_WHAT YOU SHOULD DO:_ Please copy out all of the items below, replacing "nav-label" with "menu-label" wherever it occurs and leaving everything else as it is.

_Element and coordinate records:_

-.-.-

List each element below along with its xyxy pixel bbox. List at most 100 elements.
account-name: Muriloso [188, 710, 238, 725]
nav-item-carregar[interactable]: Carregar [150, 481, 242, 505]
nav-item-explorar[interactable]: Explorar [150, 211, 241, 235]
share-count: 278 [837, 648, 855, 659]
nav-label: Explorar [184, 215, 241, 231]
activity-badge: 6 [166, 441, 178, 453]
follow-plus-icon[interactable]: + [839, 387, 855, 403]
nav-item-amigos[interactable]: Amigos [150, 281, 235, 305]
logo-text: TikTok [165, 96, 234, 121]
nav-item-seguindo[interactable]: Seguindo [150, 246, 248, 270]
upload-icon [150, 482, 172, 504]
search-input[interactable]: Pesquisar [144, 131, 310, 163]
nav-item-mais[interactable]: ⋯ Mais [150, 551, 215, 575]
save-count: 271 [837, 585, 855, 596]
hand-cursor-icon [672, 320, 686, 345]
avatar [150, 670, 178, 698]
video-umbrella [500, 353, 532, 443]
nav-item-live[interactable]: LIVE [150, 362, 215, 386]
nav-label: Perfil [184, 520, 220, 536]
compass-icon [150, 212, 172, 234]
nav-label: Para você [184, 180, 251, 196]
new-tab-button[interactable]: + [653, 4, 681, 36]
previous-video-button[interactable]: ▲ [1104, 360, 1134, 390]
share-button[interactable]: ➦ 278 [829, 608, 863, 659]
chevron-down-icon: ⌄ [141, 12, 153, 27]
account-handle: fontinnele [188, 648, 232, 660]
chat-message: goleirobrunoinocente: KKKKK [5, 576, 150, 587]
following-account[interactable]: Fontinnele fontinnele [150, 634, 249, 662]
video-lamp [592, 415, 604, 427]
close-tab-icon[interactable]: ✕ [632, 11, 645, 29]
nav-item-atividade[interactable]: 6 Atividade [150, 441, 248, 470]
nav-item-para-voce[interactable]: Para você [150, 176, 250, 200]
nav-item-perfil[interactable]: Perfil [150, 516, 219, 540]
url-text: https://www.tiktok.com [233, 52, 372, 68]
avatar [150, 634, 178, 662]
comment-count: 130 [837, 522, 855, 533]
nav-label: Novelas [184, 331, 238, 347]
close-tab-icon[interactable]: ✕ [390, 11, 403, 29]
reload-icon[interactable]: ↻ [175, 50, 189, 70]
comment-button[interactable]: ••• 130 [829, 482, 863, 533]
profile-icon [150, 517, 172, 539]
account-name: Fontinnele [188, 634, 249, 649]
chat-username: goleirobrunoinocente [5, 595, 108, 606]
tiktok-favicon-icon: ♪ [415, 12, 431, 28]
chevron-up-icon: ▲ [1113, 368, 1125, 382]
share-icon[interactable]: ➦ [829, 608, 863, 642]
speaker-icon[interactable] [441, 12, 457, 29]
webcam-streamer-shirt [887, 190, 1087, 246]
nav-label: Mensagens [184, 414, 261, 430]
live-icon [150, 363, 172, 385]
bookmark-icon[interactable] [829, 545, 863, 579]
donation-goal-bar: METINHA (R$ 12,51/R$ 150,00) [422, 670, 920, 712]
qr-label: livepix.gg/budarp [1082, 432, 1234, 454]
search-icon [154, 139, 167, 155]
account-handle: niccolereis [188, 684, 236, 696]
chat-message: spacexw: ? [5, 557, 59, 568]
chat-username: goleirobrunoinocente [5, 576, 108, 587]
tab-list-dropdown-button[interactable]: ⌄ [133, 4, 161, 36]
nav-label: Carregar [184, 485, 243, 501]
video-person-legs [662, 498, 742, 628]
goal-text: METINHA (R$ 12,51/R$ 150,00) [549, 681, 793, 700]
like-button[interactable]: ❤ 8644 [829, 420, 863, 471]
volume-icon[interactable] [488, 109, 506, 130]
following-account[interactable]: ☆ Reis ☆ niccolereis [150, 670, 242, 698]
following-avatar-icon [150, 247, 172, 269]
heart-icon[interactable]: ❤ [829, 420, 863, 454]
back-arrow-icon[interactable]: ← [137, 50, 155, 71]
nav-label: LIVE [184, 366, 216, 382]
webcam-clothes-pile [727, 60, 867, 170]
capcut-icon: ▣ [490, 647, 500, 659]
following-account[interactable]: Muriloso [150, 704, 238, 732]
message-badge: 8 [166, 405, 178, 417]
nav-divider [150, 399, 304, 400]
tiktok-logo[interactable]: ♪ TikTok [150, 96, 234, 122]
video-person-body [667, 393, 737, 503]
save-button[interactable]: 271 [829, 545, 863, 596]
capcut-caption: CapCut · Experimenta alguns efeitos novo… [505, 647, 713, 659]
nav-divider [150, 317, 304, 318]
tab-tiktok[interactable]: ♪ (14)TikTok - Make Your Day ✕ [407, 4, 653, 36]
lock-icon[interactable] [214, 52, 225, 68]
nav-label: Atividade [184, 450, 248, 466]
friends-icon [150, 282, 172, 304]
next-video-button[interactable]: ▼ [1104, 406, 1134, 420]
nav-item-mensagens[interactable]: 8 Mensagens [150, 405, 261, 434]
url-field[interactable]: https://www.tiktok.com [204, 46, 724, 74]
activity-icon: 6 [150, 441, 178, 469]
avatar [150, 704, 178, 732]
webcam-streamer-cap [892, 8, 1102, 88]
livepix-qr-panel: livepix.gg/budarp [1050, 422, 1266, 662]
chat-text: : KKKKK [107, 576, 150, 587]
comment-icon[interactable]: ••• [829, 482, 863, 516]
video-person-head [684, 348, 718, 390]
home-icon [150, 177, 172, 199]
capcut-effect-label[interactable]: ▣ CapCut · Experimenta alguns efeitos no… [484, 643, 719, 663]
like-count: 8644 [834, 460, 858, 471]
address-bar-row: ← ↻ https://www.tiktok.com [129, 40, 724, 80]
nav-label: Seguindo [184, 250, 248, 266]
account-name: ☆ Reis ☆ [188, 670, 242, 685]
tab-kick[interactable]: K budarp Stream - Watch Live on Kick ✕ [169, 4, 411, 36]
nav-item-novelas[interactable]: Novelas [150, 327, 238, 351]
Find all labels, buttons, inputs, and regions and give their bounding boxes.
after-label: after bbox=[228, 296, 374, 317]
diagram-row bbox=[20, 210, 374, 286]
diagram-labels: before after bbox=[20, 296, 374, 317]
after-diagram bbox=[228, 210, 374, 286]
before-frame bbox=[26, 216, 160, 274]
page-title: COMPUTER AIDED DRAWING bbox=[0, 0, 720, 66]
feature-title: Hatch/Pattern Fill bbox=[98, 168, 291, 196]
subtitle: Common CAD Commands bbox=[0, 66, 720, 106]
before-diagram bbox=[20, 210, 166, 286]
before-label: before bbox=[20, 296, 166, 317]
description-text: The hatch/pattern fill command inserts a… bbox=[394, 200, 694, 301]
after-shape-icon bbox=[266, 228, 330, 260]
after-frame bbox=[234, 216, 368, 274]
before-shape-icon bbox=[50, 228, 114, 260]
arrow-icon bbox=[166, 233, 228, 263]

-.-.-

_THE SOLUTION:_
List each element below along with its xyxy pixel bbox. List at most 100 elements.
account-name: Muriloso [188, 710, 238, 725]
nav-item-carregar[interactable]: Carregar [150, 481, 242, 505]
nav-item-explorar[interactable]: Explorar [150, 211, 241, 235]
share-count: 278 [837, 648, 855, 659]
menu-label: Explorar [184, 215, 241, 231]
activity-badge: 6 [166, 441, 178, 453]
follow-plus-icon[interactable]: + [839, 387, 855, 403]
nav-item-amigos[interactable]: Amigos [150, 281, 235, 305]
logo-text: TikTok [165, 96, 234, 121]
nav-item-seguindo[interactable]: Seguindo [150, 246, 248, 270]
upload-icon [150, 482, 172, 504]
search-input[interactable]: Pesquisar [144, 131, 310, 163]
nav-item-mais[interactable]: ⋯ Mais [150, 551, 215, 575]
save-count: 271 [837, 585, 855, 596]
hand-cursor-icon [672, 320, 686, 345]
avatar [150, 670, 178, 698]
video-umbrella [500, 353, 532, 443]
nav-item-live[interactable]: LIVE [150, 362, 215, 386]
menu-label: Perfil [184, 520, 220, 536]
compass-icon [150, 212, 172, 234]
menu-label: Para você [184, 180, 251, 196]
new-tab-button[interactable]: + [653, 4, 681, 36]
previous-video-button[interactable]: ▲ [1104, 360, 1134, 390]
share-button[interactable]: ➦ 278 [829, 608, 863, 659]
chevron-down-icon: ⌄ [141, 12, 153, 27]
account-handle: fontinnele [188, 648, 232, 660]
chat-message: goleirobrunoinocente: KKKKK [5, 576, 150, 587]
following-account[interactable]: Fontinnele fontinnele [150, 634, 249, 662]
video-lamp [592, 415, 604, 427]
close-tab-icon[interactable]: ✕ [632, 11, 645, 29]
nav-item-atividade[interactable]: 6 Atividade [150, 441, 248, 470]
nav-item-para-voce[interactable]: Para você [150, 176, 250, 200]
nav-item-perfil[interactable]: Perfil [150, 516, 219, 540]
url-text: https://www.tiktok.com [233, 52, 372, 68]
avatar [150, 634, 178, 662]
comment-count: 130 [837, 522, 855, 533]
menu-label: Novelas [184, 331, 238, 347]
close-tab-icon[interactable]: ✕ [390, 11, 403, 29]
reload-icon[interactable]: ↻ [175, 50, 189, 70]
comment-button[interactable]: ••• 130 [829, 482, 863, 533]
profile-icon [150, 517, 172, 539]
account-name: Fontinnele [188, 634, 249, 649]
chat-username: goleirobrunoinocente [5, 595, 108, 606]
tiktok-favicon-icon: ♪ [415, 12, 431, 28]
chevron-up-icon: ▲ [1113, 368, 1125, 382]
share-icon[interactable]: ➦ [829, 608, 863, 642]
speaker-icon[interactable] [441, 12, 457, 29]
webcam-streamer-shirt [887, 190, 1087, 246]
menu-label: Mensagens [184, 414, 261, 430]
live-icon [150, 363, 172, 385]
bookmark-icon[interactable] [829, 545, 863, 579]
donation-goal-bar: METINHA (R$ 12,51/R$ 150,00) [422, 670, 920, 712]
qr-label: livepix.gg/budarp [1082, 432, 1234, 454]
search-icon [154, 139, 167, 155]
account-handle: niccolereis [188, 684, 236, 696]
chat-message: spacexw: ? [5, 557, 59, 568]
chat-username: goleirobrunoinocente [5, 576, 108, 587]
tab-list-dropdown-button[interactable]: ⌄ [133, 4, 161, 36]
menu-label: Carregar [184, 485, 243, 501]
video-person-legs [662, 498, 742, 628]
goal-text: METINHA (R$ 12,51/R$ 150,00) [549, 681, 793, 700]
like-button[interactable]: ❤ 8644 [829, 420, 863, 471]
volume-icon[interactable] [488, 109, 506, 130]
following-account[interactable]: ☆ Reis ☆ niccolereis [150, 670, 242, 698]
following-avatar-icon [150, 247, 172, 269]
heart-icon[interactable]: ❤ [829, 420, 863, 454]
back-arrow-icon[interactable]: ← [137, 50, 155, 71]
menu-label: LIVE [184, 366, 216, 382]
webcam-clothes-pile [727, 60, 867, 170]
capcut-icon: ▣ [490, 647, 500, 659]
following-account[interactable]: Muriloso [150, 704, 238, 732]
message-badge: 8 [166, 405, 178, 417]
nav-divider [150, 399, 304, 400]
tiktok-logo[interactable]: ♪ TikTok [150, 96, 234, 122]
video-person-body [667, 393, 737, 503]
save-button[interactable]: 271 [829, 545, 863, 596]
capcut-caption: CapCut · Experimenta alguns efeitos novo… [505, 647, 713, 659]
nav-divider [150, 317, 304, 318]
tab-tiktok[interactable]: ♪ (14)TikTok - Make Your Day ✕ [407, 4, 653, 36]
lock-icon[interactable] [214, 52, 225, 68]
menu-label: Atividade [184, 450, 248, 466]
friends-icon [150, 282, 172, 304]
next-video-button[interactable]: ▼ [1104, 406, 1134, 420]
nav-item-mensagens[interactable]: 8 Mensagens [150, 405, 261, 434]
url-field[interactable]: https://www.tiktok.com [204, 46, 724, 74]
activity-icon: 6 [150, 441, 178, 469]
avatar [150, 704, 178, 732]
webcam-streamer-cap [892, 8, 1102, 88]
livepix-qr-panel: livepix.gg/budarp [1050, 422, 1266, 662]
chat-text: : KKKKK [107, 576, 150, 587]
comment-icon[interactable]: ••• [829, 482, 863, 516]
video-person-head [684, 348, 718, 390]
home-icon [150, 177, 172, 199]
capcut-effect-label[interactable]: ▣ CapCut · Experimenta alguns efeitos no… [484, 643, 719, 663]
like-count: 8644 [834, 460, 858, 471]
address-bar-row: ← ↻ https://www.tiktok.com [129, 40, 724, 80]
menu-label: Seguindo [184, 250, 248, 266]
account-name: ☆ Reis ☆ [188, 670, 242, 685]
tab-kick[interactable]: K budarp Stream - Watch Live on Kick ✕ [169, 4, 411, 36]
nav-item-novelas[interactable]: Novelas [150, 327, 238, 351]
Find all labels, buttons, inputs, and regions and give their bounding boxes.
after-label: after bbox=[228, 296, 374, 317]
diagram-row bbox=[20, 210, 374, 286]
diagram-labels: before after bbox=[20, 296, 374, 317]
after-diagram bbox=[228, 210, 374, 286]
before-frame bbox=[26, 216, 160, 274]
page-title: COMPUTER AIDED DRAWING bbox=[0, 0, 720, 66]
feature-title: Hatch/Pattern Fill bbox=[98, 168, 291, 196]
subtitle: Common CAD Commands bbox=[0, 66, 720, 106]
before-diagram bbox=[20, 210, 166, 286]
before-label: before bbox=[20, 296, 166, 317]
description-text: The hatch/pattern fill command inserts a… bbox=[394, 200, 694, 301]
after-shape-icon bbox=[266, 228, 330, 260]
after-frame bbox=[234, 216, 368, 274]
before-shape-icon bbox=[50, 228, 114, 260]
arrow-icon bbox=[166, 233, 228, 263]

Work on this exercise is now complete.